Reproduce the full listing below unchanged, apart from the pictures.

**Provided material:**
┄┄┄┄┄┄

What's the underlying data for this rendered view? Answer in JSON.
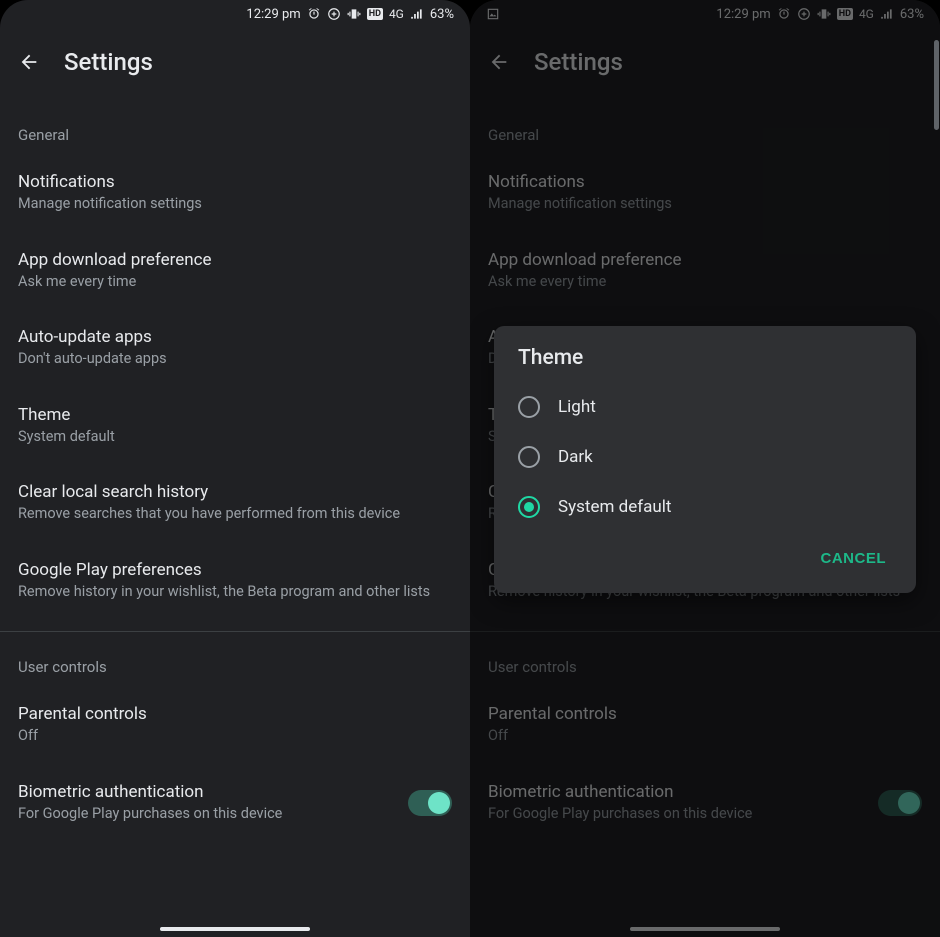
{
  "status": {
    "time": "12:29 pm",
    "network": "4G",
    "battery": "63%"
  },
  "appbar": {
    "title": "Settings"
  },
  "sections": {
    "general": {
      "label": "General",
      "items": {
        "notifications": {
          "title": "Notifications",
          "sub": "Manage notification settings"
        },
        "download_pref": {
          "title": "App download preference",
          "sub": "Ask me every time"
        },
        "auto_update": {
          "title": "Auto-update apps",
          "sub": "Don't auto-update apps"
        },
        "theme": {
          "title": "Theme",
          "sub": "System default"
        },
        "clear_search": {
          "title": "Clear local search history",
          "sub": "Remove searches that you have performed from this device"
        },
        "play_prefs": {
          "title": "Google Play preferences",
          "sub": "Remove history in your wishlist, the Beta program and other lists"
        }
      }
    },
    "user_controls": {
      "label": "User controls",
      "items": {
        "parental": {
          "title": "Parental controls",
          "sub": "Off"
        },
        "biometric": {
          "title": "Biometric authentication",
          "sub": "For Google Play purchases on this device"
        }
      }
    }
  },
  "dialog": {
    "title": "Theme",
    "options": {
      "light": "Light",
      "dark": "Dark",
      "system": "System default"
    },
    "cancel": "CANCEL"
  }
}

┄┄┄┄┄┄

**Final result:**
What's the underlying data for this rendered view? Answer in JSON.
{
  "status": {
    "time": "12:29 pm",
    "network": "4G",
    "battery": "63%"
  },
  "appbar": {
    "title": "Settings"
  },
  "sections": {
    "general": {
      "label": "General",
      "items": {
        "notifications": {
          "title": "Notifications",
          "sub": "Manage notification settings"
        },
        "download_pref": {
          "title": "App download preference",
          "sub": "Ask me every time"
        },
        "auto_update": {
          "title": "Auto-update apps",
          "sub": "Don't auto-update apps"
        },
        "theme": {
          "title": "Theme",
          "sub": "System default"
        },
        "clear_search": {
          "title": "Clear local search history",
          "sub": "Remove searches that you have performed from this device"
        },
        "play_prefs": {
          "title": "Google Play preferences",
          "sub": "Remove history in your wishlist, the Beta program and other lists"
        }
      }
    },
    "user_controls": {
      "label": "User controls",
      "items": {
        "parental": {
          "title": "Parental controls",
          "sub": "Off"
        },
        "biometric": {
          "title": "Biometric authentication",
          "sub": "For Google Play purchases on this device"
        }
      }
    }
  },
  "dialog": {
    "title": "Theme",
    "options": {
      "light": "Light",
      "dark": "Dark",
      "system": "System default"
    },
    "cancel": "CANCEL"
  }
}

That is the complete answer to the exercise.